What you need to do ▸
Look for the word "letter" in the entries below, then copy every line that has it.

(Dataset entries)
** START **
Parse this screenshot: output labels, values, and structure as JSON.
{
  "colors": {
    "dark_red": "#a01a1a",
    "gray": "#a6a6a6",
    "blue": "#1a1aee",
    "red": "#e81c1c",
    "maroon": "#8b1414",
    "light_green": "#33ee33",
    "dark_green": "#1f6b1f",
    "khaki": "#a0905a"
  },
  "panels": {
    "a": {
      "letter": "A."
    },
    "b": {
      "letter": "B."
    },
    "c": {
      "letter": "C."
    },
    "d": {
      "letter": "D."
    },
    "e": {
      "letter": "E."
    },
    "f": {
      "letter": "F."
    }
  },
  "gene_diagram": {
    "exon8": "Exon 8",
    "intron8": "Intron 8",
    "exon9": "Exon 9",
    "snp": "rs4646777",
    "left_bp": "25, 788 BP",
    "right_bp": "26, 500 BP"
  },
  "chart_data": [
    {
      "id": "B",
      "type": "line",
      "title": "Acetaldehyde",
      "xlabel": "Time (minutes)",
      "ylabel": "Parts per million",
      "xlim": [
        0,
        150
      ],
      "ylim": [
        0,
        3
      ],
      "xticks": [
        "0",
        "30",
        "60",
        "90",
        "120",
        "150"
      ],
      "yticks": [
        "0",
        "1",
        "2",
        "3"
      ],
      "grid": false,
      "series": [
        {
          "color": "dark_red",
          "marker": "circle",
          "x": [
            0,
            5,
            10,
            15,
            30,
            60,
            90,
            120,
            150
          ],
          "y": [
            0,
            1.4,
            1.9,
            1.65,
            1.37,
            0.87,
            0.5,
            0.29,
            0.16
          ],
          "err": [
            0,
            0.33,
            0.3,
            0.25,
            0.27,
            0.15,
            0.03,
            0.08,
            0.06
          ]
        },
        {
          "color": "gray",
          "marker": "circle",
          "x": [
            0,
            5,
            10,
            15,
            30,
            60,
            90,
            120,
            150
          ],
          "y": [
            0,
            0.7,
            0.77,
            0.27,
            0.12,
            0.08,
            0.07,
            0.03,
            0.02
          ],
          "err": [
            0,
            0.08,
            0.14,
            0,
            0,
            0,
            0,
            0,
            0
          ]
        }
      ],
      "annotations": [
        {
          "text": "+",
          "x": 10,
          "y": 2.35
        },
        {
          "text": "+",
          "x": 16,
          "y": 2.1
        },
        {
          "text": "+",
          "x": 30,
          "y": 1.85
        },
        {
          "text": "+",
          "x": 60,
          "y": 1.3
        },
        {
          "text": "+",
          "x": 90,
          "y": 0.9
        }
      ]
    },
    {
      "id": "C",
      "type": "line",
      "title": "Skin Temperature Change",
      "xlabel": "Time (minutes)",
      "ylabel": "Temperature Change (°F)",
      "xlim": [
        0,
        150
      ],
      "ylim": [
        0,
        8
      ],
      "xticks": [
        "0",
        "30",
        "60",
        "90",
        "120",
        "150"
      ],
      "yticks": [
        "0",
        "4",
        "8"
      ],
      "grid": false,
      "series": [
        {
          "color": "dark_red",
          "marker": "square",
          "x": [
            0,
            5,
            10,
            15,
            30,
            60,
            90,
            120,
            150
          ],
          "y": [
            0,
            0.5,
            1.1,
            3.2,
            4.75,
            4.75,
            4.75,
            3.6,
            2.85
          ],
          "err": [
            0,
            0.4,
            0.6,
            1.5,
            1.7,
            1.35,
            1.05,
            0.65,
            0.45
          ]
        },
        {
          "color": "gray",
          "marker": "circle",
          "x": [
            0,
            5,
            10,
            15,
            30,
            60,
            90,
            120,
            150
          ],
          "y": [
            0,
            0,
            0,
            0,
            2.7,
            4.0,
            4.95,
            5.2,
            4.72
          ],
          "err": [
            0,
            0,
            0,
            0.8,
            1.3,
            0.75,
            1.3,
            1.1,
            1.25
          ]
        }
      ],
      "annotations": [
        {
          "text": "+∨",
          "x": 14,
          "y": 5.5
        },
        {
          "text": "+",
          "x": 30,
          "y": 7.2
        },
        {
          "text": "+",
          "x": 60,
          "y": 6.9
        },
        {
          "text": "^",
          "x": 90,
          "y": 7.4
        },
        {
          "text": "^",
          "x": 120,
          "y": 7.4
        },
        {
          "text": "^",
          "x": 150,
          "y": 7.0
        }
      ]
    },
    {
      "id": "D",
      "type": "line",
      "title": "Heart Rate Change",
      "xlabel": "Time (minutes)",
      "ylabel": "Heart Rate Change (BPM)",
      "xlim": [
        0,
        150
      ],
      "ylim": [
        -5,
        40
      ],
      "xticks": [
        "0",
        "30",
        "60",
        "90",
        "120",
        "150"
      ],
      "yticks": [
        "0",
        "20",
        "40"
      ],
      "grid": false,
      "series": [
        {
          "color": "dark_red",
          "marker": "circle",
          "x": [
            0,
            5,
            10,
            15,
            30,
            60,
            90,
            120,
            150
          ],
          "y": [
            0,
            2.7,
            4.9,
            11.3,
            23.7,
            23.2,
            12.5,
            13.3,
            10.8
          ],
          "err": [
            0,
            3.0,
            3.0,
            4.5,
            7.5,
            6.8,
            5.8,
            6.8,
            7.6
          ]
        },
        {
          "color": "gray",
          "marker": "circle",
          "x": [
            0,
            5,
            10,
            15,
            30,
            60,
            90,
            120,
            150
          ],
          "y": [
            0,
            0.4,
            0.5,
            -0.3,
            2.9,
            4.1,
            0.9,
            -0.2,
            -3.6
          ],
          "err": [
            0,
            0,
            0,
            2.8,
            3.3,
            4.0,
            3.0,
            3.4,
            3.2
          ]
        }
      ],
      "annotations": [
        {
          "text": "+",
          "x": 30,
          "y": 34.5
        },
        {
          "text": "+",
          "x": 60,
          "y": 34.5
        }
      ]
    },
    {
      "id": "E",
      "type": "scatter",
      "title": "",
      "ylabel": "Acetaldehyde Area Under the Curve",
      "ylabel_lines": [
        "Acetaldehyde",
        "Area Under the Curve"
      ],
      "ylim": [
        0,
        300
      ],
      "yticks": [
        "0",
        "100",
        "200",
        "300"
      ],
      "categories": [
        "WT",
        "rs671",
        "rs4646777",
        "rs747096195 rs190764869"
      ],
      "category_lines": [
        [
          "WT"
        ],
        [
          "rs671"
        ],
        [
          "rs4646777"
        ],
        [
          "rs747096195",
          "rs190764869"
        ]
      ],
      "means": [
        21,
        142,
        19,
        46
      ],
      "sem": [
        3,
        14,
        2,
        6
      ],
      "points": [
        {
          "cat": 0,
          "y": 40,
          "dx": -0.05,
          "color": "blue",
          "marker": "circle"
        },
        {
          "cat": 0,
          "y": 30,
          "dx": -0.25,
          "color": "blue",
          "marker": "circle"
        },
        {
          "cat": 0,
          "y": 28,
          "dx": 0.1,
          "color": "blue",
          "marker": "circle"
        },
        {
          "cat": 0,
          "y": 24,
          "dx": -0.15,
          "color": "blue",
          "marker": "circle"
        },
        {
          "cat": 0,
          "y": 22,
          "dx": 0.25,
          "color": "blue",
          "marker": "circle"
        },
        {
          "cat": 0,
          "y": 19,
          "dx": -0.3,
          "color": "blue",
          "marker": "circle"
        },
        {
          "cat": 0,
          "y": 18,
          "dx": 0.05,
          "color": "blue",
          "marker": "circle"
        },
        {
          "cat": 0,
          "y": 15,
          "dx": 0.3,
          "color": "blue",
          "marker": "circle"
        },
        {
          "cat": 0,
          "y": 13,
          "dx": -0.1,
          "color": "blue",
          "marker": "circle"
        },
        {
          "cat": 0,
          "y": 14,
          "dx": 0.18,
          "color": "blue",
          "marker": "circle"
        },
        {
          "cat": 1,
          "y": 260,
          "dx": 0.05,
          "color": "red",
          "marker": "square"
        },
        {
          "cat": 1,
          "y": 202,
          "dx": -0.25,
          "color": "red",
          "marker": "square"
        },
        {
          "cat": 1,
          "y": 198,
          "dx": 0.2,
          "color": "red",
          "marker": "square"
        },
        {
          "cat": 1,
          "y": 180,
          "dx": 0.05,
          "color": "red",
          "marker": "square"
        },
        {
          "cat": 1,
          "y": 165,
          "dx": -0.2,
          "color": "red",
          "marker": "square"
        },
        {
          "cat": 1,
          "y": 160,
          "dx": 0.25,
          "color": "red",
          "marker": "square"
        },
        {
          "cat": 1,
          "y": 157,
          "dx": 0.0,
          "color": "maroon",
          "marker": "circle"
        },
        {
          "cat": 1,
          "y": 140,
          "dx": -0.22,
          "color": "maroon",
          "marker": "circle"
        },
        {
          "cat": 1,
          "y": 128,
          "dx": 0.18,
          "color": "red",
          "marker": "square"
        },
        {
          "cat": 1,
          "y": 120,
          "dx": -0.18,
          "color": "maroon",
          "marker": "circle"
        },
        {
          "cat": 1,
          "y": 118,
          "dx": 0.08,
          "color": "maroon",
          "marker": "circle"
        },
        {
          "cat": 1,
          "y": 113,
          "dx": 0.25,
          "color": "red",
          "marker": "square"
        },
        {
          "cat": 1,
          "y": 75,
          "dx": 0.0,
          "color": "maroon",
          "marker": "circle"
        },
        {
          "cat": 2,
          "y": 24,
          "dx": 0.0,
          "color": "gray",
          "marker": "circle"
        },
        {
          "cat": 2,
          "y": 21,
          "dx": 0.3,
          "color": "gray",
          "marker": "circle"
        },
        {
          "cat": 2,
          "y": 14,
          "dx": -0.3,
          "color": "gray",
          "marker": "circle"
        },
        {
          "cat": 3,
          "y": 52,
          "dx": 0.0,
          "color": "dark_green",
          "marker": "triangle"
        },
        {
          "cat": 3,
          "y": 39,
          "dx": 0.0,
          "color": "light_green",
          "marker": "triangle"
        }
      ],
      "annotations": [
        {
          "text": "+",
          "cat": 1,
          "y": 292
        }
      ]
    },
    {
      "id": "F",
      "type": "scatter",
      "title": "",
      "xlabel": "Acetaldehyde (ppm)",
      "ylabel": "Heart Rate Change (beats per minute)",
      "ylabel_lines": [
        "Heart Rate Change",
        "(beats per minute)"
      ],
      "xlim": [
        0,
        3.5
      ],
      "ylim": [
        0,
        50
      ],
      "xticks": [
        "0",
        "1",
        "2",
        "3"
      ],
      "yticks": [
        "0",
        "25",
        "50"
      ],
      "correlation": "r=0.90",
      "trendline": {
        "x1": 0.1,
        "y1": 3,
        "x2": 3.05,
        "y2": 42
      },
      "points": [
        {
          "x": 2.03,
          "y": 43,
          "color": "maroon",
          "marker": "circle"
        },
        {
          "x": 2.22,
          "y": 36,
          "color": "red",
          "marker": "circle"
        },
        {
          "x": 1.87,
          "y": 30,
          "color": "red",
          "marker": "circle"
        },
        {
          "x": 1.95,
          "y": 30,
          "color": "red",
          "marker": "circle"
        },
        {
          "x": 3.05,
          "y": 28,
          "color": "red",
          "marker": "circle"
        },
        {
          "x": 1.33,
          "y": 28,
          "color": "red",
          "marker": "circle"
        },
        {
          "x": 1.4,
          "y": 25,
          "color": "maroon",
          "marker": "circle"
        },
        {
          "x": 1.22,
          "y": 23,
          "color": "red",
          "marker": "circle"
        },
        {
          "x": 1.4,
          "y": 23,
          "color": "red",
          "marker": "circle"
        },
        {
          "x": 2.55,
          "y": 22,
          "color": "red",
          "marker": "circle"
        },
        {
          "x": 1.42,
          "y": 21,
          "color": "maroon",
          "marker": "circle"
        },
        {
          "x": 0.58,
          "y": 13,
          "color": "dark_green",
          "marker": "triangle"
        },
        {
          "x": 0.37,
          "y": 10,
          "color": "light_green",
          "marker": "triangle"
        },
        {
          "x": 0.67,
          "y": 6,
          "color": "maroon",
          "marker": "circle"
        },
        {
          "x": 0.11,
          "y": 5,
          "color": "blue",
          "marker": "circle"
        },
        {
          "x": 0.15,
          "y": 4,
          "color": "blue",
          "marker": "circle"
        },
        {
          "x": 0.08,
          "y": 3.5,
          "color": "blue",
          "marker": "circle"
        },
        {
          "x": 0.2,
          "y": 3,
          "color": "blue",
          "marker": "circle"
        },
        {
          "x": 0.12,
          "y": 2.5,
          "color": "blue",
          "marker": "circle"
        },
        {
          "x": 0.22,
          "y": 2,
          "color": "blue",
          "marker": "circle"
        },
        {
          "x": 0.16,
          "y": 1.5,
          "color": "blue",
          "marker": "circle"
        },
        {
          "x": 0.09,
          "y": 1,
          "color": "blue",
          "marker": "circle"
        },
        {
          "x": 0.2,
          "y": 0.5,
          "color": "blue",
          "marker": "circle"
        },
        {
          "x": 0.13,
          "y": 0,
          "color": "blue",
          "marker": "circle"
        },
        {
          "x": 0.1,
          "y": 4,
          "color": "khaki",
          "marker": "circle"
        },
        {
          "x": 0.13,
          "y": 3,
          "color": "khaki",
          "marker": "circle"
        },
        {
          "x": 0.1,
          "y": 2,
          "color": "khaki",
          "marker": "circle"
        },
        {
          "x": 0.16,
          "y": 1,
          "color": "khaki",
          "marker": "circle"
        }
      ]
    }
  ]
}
** END **
Written response ▸
      "letter": "A."
      "letter": "B."
      "letter": "C."
      "letter": "D."
      "letter": "E."
      "letter": "F."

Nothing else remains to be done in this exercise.